PROMPT -> Write out the entire listing below exactly as it appears, minus any pictures.

Structured figure records:
☆ ☆ ☆ ☆ ☆
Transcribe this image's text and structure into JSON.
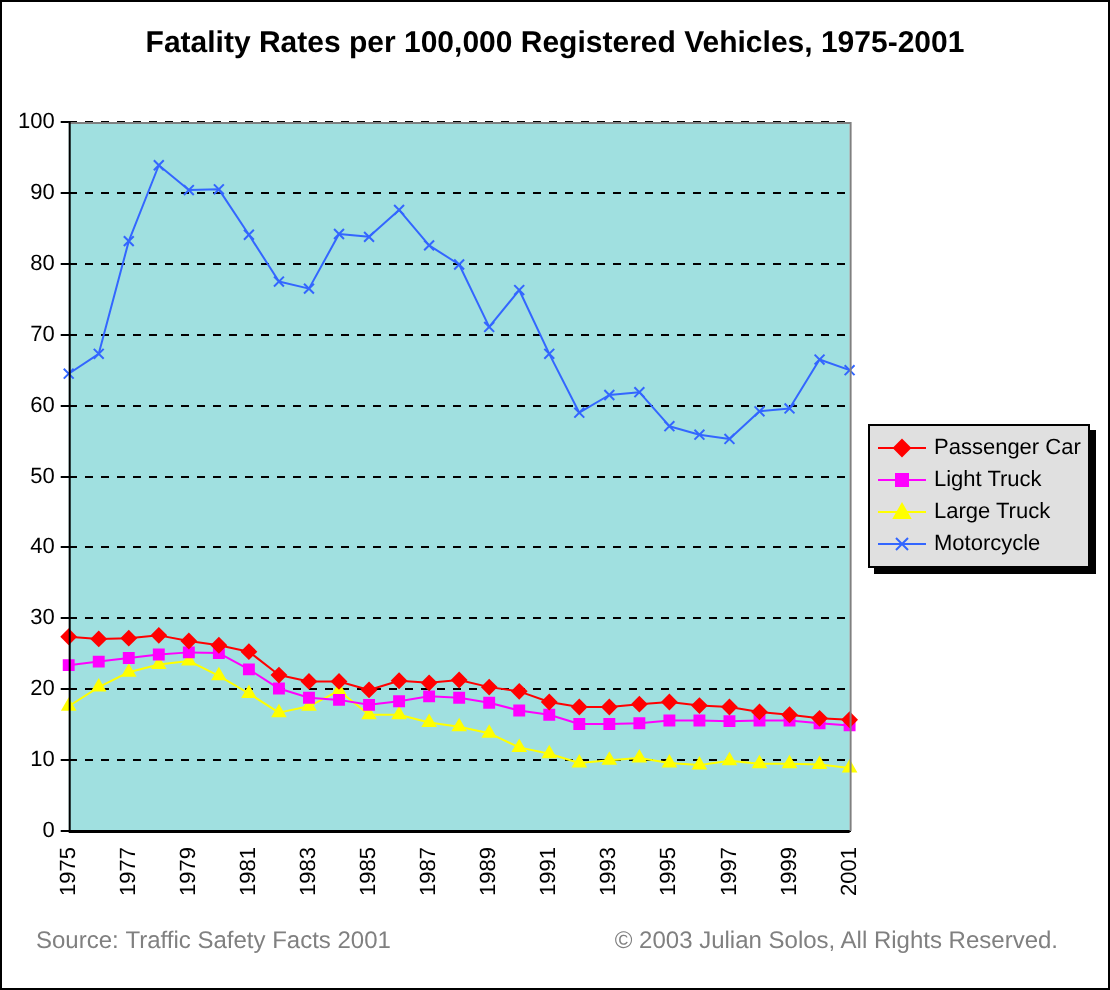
{
  "chart_data": {
    "type": "line",
    "title": "Fatality Rates per 100,000 Registered Vehicles, 1975-2001",
    "categories": [
      "1975",
      null,
      "1977",
      null,
      "1979",
      null,
      "1981",
      null,
      "1983",
      null,
      "1985",
      null,
      "1987",
      null,
      "1989",
      null,
      "1991",
      null,
      "1993",
      null,
      "1995",
      null,
      "1997",
      null,
      "1999",
      null,
      "2001"
    ],
    "series": [
      {
        "name": "Passenger Car",
        "color": "#ff0000",
        "marker": "diamond",
        "values": [
          27.4,
          27.1,
          27.2,
          27.6,
          26.8,
          26.2,
          25.3,
          22,
          21.1,
          21.1,
          19.9,
          21.2,
          20.9,
          21.3,
          20.3,
          19.7,
          18.2,
          17.5,
          17.5,
          17.9,
          18.2,
          17.7,
          17.5,
          16.8,
          16.4,
          15.9,
          15.7
        ]
      },
      {
        "name": "Light Truck",
        "color": "#ff00ff",
        "marker": "square",
        "values": [
          23.4,
          23.9,
          24.4,
          24.9,
          25.2,
          25.1,
          22.8,
          20.1,
          18.8,
          18.5,
          17.8,
          18.3,
          19,
          18.8,
          18.1,
          17,
          16.4,
          15.1,
          15.1,
          15.2,
          15.6,
          15.6,
          15.5,
          15.6,
          15.6,
          15.2,
          14.9
        ]
      },
      {
        "name": "Large Truck",
        "color": "#ffff00",
        "marker": "triangle",
        "values": [
          17.6,
          20.3,
          22.4,
          23.5,
          24,
          21.9,
          19.4,
          16.7,
          17.6,
          19.8,
          16.4,
          16.4,
          15.3,
          14.7,
          13.8,
          11.8,
          10.9,
          9.6,
          10,
          10.3,
          9.6,
          9.3,
          9.9,
          9.5,
          9.5,
          9.4,
          8.9
        ]
      },
      {
        "name": "Motorcycle",
        "color": "#3366ff",
        "marker": "cross",
        "values": [
          64.5,
          67.3,
          83.2,
          93.9,
          90.4,
          90.5,
          84.1,
          77.5,
          76.5,
          84.2,
          83.8,
          87.6,
          82.6,
          79.9,
          71.1,
          76.3,
          67.3,
          59,
          61.5,
          61.9,
          57.1,
          55.9,
          55.3,
          59.2,
          59.6,
          66.5,
          65
        ]
      }
    ],
    "ylim": [
      0,
      100
    ],
    "yticks": [
      0,
      10,
      20,
      30,
      40,
      50,
      60,
      70,
      80,
      90,
      100
    ],
    "grid": "y",
    "legend": "right",
    "annotations": [
      "Source: $_{}$Traffic Safety Facts 2001",
      "© 2003 Julian Solos, All Rights Reserved."
    ]
  }
}
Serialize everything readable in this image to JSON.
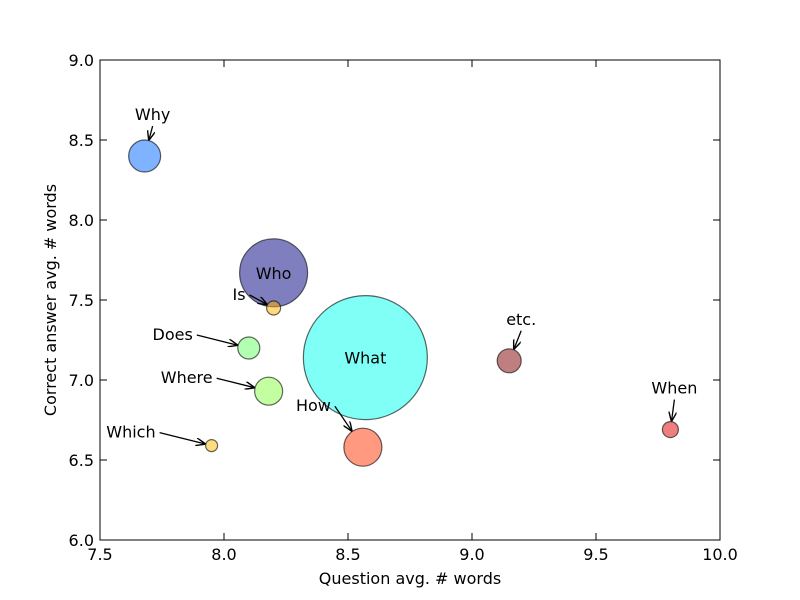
☆ ☆ ☆ ☆ ☆
RESPONSE TO THE EXERCISE ->
Transcribe this image's text and structure into JSON.
{
  "chart_data": {
    "type": "line",
    "title": "Fatality Rates per 100,000 Registered Vehicles, 1975-2001",
    "categories": [
      "1975",
      null,
      "1977",
      null,
      "1979",
      null,
      "1981",
      null,
      "1983",
      null,
      "1985",
      null,
      "1987",
      null,
      "1989",
      null,
      "1991",
      null,
      "1993",
      null,
      "1995",
      null,
      "1997",
      null,
      "1999",
      null,
      "2001"
    ],
    "series": [
      {
        "name": "Passenger Car",
        "color": "#ff0000",
        "marker": "diamond",
        "values": [
          27.4,
          27.1,
          27.2,
          27.6,
          26.8,
          26.2,
          25.3,
          22,
          21.1,
          21.1,
          19.9,
          21.2,
          20.9,
          21.3,
          20.3,
          19.7,
          18.2,
          17.5,
          17.5,
          17.9,
          18.2,
          17.7,
          17.5,
          16.8,
          16.4,
          15.9,
          15.7
        ]
      },
      {
        "name": "Light Truck",
        "color": "#ff00ff",
        "marker": "square",
        "values": [
          23.4,
          23.9,
          24.4,
          24.9,
          25.2,
          25.1,
          22.8,
          20.1,
          18.8,
          18.5,
          17.8,
          18.3,
          19,
          18.8,
          18.1,
          17,
          16.4,
          15.1,
          15.1,
          15.2,
          15.6,
          15.6,
          15.5,
          15.6,
          15.6,
          15.2,
          14.9
        ]
      },
      {
        "name": "Large Truck",
        "color": "#ffff00",
        "marker": "triangle",
        "values": [
          17.6,
          20.3,
          22.4,
          23.5,
          24,
          21.9,
          19.4,
          16.7,
          17.6,
          19.8,
          16.4,
          16.4,
          15.3,
          14.7,
          13.8,
          11.8,
          10.9,
          9.6,
          10,
          10.3,
          9.6,
          9.3,
          9.9,
          9.5,
          9.5,
          9.4,
          8.9
        ]
      },
      {
        "name": "Motorcycle",
        "color": "#3366ff",
        "marker": "cross",
        "values": [
          64.5,
          67.3,
          83.2,
          93.9,
          90.4,
          90.5,
          84.1,
          77.5,
          76.5,
          84.2,
          83.8,
          87.6,
          82.6,
          79.9,
          71.1,
          76.3,
          67.3,
          59,
          61.5,
          61.9,
          57.1,
          55.9,
          55.3,
          59.2,
          59.6,
          66.5,
          65
        ]
      }
    ],
    "ylim": [
      0,
      100
    ],
    "yticks": [
      0,
      10,
      20,
      30,
      40,
      50,
      60,
      70,
      80,
      90,
      100
    ],
    "grid": "y",
    "legend": "right",
    "annotations": [
      "Source: $_{}$Traffic Safety Facts 2001",
      "© 2003 Julian Solos, All Rights Reserved."
    ]
  }
}
Serialize everything readable in this image to JSON.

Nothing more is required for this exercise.